PROBLEM TO SOLVE – Retype all of the entries word for word.

(Rows from a dataset)
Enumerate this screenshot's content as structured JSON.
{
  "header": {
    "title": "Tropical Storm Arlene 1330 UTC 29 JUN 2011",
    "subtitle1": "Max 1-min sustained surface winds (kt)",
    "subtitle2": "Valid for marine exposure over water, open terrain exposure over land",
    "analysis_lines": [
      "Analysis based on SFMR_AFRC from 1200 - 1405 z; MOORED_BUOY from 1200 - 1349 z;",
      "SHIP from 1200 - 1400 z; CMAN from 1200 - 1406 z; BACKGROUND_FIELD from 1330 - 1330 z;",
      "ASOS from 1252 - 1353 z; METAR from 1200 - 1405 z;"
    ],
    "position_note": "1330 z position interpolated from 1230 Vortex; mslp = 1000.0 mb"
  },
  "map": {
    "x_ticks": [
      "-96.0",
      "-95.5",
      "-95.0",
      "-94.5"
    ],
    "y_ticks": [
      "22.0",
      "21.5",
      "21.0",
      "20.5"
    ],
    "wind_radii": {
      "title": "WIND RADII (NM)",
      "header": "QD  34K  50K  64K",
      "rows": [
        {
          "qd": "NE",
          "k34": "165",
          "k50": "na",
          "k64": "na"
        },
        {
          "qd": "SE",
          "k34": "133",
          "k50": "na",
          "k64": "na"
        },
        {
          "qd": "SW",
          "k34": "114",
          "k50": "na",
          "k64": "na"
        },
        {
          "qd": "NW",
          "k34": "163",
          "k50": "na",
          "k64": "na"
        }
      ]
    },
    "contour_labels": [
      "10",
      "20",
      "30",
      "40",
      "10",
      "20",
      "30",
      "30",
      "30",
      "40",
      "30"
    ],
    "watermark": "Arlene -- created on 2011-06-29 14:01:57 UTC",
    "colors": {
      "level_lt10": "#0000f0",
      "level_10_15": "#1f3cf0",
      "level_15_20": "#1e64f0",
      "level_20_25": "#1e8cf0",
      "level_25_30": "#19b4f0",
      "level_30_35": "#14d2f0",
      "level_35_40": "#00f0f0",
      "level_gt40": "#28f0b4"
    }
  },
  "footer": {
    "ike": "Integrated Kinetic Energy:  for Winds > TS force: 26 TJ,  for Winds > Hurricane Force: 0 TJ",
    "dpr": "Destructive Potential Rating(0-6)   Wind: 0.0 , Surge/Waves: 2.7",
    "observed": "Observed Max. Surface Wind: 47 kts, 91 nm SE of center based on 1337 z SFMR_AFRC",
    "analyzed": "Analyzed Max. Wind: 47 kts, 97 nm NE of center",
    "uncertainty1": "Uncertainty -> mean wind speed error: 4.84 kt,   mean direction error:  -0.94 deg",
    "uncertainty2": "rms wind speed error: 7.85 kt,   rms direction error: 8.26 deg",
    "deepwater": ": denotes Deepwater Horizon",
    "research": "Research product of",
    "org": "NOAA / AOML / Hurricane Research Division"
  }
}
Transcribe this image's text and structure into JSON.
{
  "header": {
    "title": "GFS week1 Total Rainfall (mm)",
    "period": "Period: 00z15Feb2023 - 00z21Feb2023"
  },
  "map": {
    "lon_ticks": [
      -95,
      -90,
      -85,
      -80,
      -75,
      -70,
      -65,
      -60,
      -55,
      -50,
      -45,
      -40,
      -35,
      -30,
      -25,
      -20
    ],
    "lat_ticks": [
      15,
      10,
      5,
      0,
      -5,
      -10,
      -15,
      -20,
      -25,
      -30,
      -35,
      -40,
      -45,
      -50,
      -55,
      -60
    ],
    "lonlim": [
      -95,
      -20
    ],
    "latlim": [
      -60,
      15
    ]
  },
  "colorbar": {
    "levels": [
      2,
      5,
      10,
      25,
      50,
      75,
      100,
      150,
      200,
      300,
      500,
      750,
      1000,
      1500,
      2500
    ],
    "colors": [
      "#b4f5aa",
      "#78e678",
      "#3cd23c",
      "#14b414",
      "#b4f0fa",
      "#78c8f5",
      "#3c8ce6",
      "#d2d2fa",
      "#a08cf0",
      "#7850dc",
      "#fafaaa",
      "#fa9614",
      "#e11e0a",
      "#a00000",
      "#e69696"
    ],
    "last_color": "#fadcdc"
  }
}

SOLUTION –
Enumerate this screenshot's content as structured JSON.
{
  "header": {
    "title": "Tropical Storm Arlene 1330 UTC 29 JUN 2011",
    "subtitle1": "Max 1-min sustained surface winds (kt)",
    "subtitle2": "Valid for marine exposure over water, open terrain exposure over land",
    "analysis_lines": [
      "Analysis based on SFMR_AFRC from 1200 - 1405 z; MOORED_BUOY from 1200 - 1349 z;",
      "SHIP from 1200 - 1400 z; CMAN from 1200 - 1406 z; BACKGROUND_FIELD from 1330 - 1330 z;",
      "ASOS from 1252 - 1353 z; METAR from 1200 - 1405 z;"
    ],
    "position_note": "1330 z position interpolated from 1230 Vortex; mslp = 1000.0 mb"
  },
  "map": {
    "x_ticks": [
      "-96.0",
      "-95.5",
      "-95.0",
      "-94.5"
    ],
    "y_ticks": [
      "22.0",
      "21.5",
      "21.0",
      "20.5"
    ],
    "wind_radii": {
      "title": "WIND RADII (NM)",
      "header": "QD  34K  50K  64K",
      "rows": [
        {
          "qd": "NE",
          "k34": "165",
          "k50": "na",
          "k64": "na"
        },
        {
          "qd": "SE",
          "k34": "133",
          "k50": "na",
          "k64": "na"
        },
        {
          "qd": "SW",
          "k34": "114",
          "k50": "na",
          "k64": "na"
        },
        {
          "qd": "NW",
          "k34": "163",
          "k50": "na",
          "k64": "na"
        }
      ]
    },
    "contour_labels": [
      "10",
      "20",
      "30",
      "40",
      "10",
      "20",
      "30",
      "30",
      "30",
      "40",
      "30"
    ],
    "watermark": "Arlene -- created on 2011-06-29 14:01:57 UTC",
    "colors": {
      "level_lt10": "#0000f0",
      "level_10_15": "#1f3cf0",
      "level_15_20": "#1e64f0",
      "level_20_25": "#1e8cf0",
      "level_25_30": "#19b4f0",
      "level_30_35": "#14d2f0",
      "level_35_40": "#00f0f0",
      "level_gt40": "#28f0b4"
    }
  },
  "footer": {
    "ike": "Integrated Kinetic Energy:  for Winds > TS force: 26 TJ,  for Winds > Hurricane Force: 0 TJ",
    "dpr": "Destructive Potential Rating(0-6)   Wind: 0.0 , Surge/Waves: 2.7",
    "observed": "Observed Max. Surface Wind: 47 kts, 91 nm SE of center based on 1337 z SFMR_AFRC",
    "analyzed": "Analyzed Max. Wind: 47 kts, 97 nm NE of center",
    "uncertainty1": "Uncertainty -> mean wind speed error: 4.84 kt,   mean direction error:  -0.94 deg",
    "uncertainty2": "rms wind speed error: 7.85 kt,   rms direction error: 8.26 deg",
    "deepwater": ": denotes Deepwater Horizon",
    "research": "Research product of",
    "org": "NOAA / AOML / Hurricane Research Division"
  }
}
Transcribe this image's text and structure into JSON.
{
  "header": {
    "title": "GFS week1 Total Rainfall (mm)",
    "period": "Period: 00z15Feb2023 - 00z21Feb2023"
  },
  "map": {
    "lon_ticks": [
      -95,
      -90,
      -85,
      -80,
      -75,
      -70,
      -65,
      -60,
      -55,
      -50,
      -45,
      -40,
      -35,
      -30,
      -25,
      -20
    ],
    "lat_ticks": [
      15,
      10,
      5,
      0,
      -5,
      -10,
      -15,
      -20,
      -25,
      -30,
      -35,
      -40,
      -45,
      -50,
      -55,
      -60
    ],
    "lonlim": [
      -95,
      -20
    ],
    "latlim": [
      -60,
      15
    ]
  },
  "colorbar": {
    "levels": [
      2,
      5,
      10,
      25,
      50,
      75,
      100,
      150,
      200,
      300,
      500,
      750,
      1000,
      1500,
      2500
    ],
    "colors": [
      "#b4f5aa",
      "#78e678",
      "#3cd23c",
      "#14b414",
      "#b4f0fa",
      "#78c8f5",
      "#3c8ce6",
      "#d2d2fa",
      "#a08cf0",
      "#7850dc",
      "#fafaaa",
      "#fa9614",
      "#e11e0a",
      "#a00000",
      "#e69696"
    ],
    "last_color": "#fadcdc"
  }
}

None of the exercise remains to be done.